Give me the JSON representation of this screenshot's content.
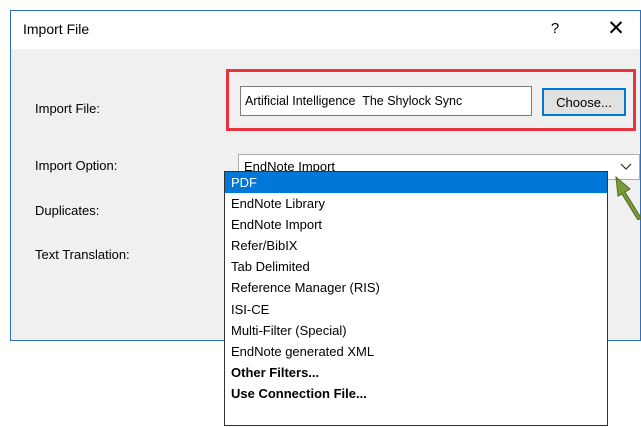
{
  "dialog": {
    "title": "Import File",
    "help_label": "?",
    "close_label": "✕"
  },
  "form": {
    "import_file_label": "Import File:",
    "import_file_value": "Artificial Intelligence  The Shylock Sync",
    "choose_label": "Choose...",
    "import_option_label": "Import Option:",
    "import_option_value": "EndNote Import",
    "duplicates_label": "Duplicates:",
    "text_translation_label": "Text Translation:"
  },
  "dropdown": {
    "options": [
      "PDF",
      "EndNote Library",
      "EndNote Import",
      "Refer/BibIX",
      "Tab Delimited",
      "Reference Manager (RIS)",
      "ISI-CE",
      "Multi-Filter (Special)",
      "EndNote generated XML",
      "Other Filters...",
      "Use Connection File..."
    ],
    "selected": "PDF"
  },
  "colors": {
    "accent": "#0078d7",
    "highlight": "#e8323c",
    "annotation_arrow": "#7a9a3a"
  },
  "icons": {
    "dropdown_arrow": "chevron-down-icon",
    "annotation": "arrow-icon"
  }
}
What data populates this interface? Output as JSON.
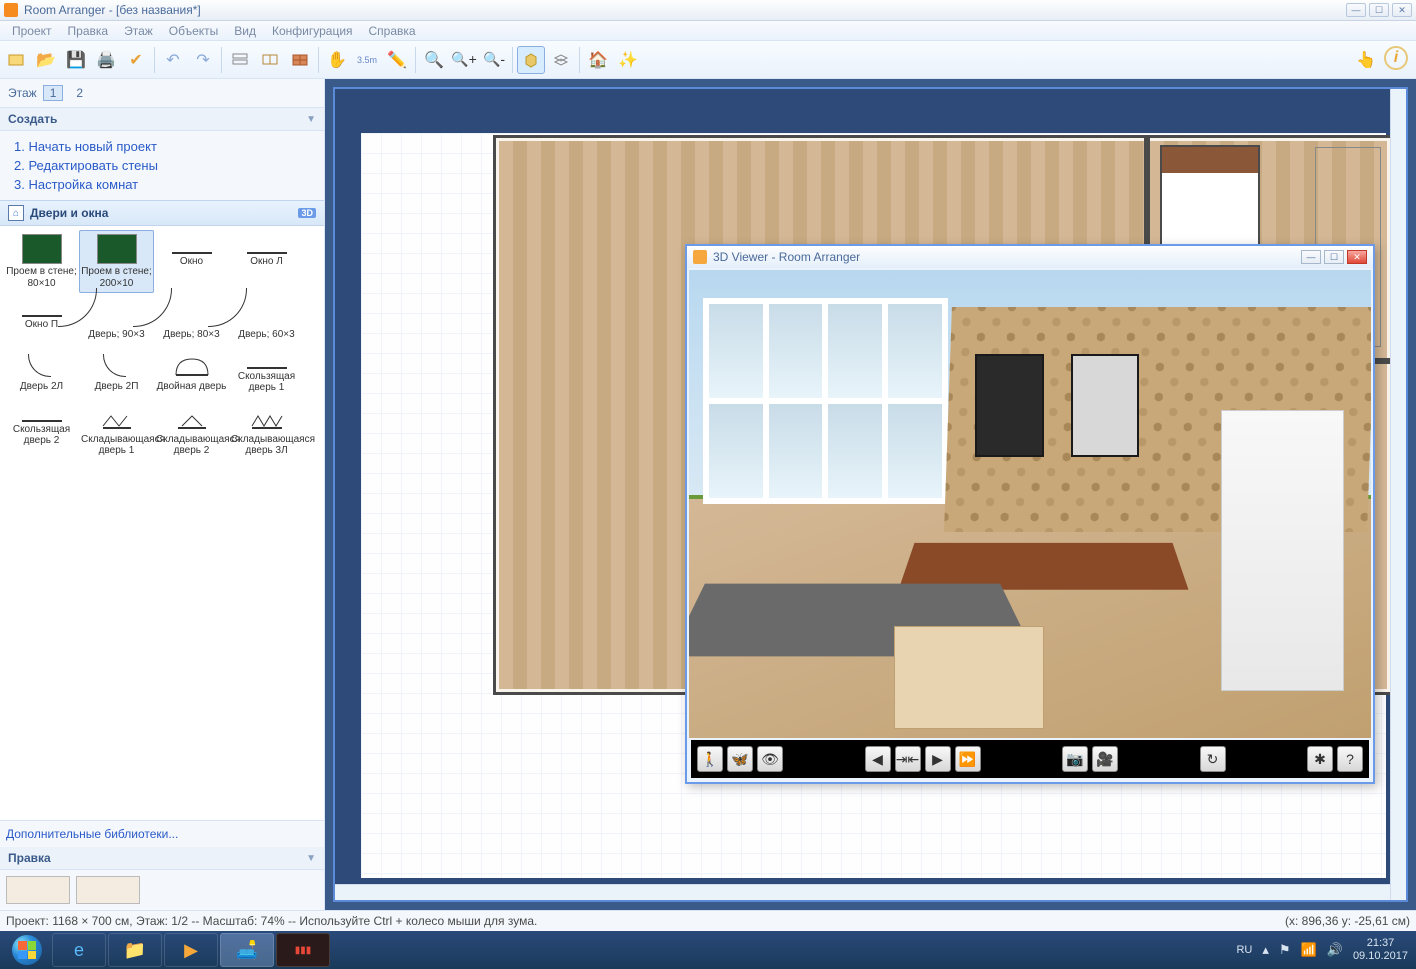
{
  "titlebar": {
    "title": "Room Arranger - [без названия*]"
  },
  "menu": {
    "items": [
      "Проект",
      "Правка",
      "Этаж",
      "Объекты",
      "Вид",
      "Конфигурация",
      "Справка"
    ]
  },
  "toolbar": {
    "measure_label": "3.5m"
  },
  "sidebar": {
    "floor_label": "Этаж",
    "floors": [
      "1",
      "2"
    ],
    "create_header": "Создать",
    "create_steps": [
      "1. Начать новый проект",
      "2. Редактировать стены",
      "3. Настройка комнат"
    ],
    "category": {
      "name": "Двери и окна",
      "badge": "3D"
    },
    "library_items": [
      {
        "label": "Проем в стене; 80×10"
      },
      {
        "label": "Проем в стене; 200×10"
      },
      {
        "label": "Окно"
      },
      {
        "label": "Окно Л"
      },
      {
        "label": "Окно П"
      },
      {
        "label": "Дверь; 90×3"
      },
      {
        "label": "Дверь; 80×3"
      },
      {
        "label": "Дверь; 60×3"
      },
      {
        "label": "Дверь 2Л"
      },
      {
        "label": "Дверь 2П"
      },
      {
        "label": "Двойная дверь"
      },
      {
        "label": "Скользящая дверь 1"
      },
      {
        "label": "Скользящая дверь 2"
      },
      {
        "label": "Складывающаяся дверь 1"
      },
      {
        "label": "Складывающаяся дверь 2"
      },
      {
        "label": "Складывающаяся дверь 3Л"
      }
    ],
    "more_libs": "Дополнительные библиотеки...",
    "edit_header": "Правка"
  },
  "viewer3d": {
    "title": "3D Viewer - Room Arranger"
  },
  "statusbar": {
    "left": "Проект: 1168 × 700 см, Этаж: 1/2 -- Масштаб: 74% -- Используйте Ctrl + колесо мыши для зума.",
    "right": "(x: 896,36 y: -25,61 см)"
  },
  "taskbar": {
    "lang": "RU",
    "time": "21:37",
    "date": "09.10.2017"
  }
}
━━━━━━━━━━━━━━━━━━━━
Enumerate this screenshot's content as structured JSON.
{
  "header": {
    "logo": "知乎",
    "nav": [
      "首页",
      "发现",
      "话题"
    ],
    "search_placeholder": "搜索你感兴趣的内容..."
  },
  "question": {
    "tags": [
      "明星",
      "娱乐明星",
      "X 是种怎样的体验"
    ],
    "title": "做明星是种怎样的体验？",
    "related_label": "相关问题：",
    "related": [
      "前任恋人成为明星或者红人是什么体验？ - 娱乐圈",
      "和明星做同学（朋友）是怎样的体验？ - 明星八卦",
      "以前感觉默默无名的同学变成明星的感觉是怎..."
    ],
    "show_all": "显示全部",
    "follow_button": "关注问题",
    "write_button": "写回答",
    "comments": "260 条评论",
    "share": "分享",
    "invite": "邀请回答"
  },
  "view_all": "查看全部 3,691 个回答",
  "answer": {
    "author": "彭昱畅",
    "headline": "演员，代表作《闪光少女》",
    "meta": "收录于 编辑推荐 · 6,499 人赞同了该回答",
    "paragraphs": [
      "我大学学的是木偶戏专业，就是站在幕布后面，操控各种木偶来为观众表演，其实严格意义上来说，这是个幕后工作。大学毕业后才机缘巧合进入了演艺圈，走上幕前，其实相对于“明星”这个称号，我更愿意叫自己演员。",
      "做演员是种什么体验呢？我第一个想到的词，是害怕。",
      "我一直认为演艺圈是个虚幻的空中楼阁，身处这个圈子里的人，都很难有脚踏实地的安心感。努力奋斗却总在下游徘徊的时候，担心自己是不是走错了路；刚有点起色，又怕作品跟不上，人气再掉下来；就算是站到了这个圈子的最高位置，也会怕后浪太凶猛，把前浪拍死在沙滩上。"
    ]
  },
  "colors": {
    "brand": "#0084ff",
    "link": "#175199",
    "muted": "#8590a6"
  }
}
━━━━━━━━━━━━━━━━━━━━
__WHAT THE TASK REQUIRES__
Using the listing above, list every line in which the string "screenshot" occurs.

__SOLUTION TO THIS PROBLEM__
Give me the JSON representation of this screenshot's content.
Enumerate this screenshot's content as structured JSON.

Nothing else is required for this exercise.